# What to work on:
Could you copy out every line of the records below, word for word, leaving the pictures out of your answer?

==*==

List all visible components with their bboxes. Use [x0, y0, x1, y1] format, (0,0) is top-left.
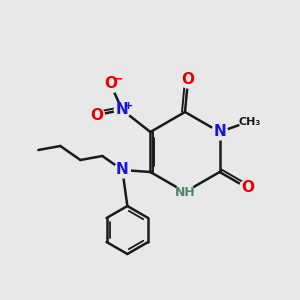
- Text: CH₃: CH₃: [238, 117, 261, 127]
- Text: N: N: [213, 124, 226, 140]
- Circle shape: [114, 102, 130, 118]
- Text: O: O: [90, 107, 103, 122]
- Circle shape: [180, 72, 196, 88]
- Text: O: O: [241, 181, 254, 196]
- Text: +: +: [124, 101, 133, 111]
- Circle shape: [239, 180, 255, 196]
- Circle shape: [114, 162, 130, 178]
- Circle shape: [212, 124, 228, 140]
- Text: O: O: [182, 73, 194, 88]
- Circle shape: [101, 75, 119, 93]
- Text: −: −: [113, 73, 124, 85]
- Text: O: O: [104, 76, 117, 92]
- Text: NH: NH: [175, 185, 195, 199]
- Text: N: N: [116, 163, 129, 178]
- Text: N: N: [116, 103, 129, 118]
- Circle shape: [176, 183, 194, 201]
- Circle shape: [240, 112, 260, 132]
- Circle shape: [88, 107, 104, 123]
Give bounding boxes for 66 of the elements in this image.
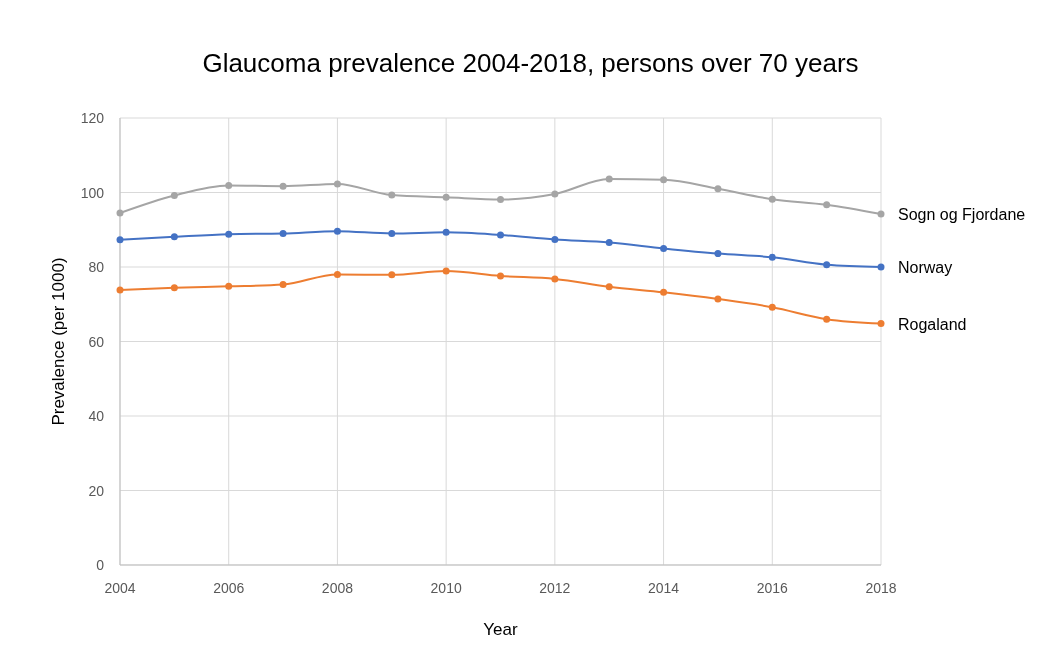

==*==

# Reply:
List all visible components with their bboxes. Use [x0, y0, x1, y1] format, (0,0) is top-left.
- Text: CH₃: CH₃: [238, 117, 261, 127]
- Text: N: N: [213, 124, 226, 140]
- Circle shape: [114, 102, 130, 118]
- Text: O: O: [90, 107, 103, 122]
- Circle shape: [180, 72, 196, 88]
- Text: O: O: [241, 181, 254, 196]
- Text: +: +: [124, 101, 133, 111]
- Circle shape: [239, 180, 255, 196]
- Circle shape: [114, 162, 130, 178]
- Circle shape: [212, 124, 228, 140]
- Text: O: O: [182, 73, 194, 88]
- Circle shape: [101, 75, 119, 93]
- Text: −: −: [113, 73, 124, 85]
- Text: O: O: [104, 76, 117, 92]
- Text: NH: NH: [175, 185, 195, 199]
- Text: N: N: [116, 163, 129, 178]
- Text: N: N: [116, 103, 129, 118]
- Circle shape: [176, 183, 194, 201]
- Circle shape: [240, 112, 260, 132]
- Circle shape: [88, 107, 104, 123]
Give bounding boxes for 66 of the elements in this image.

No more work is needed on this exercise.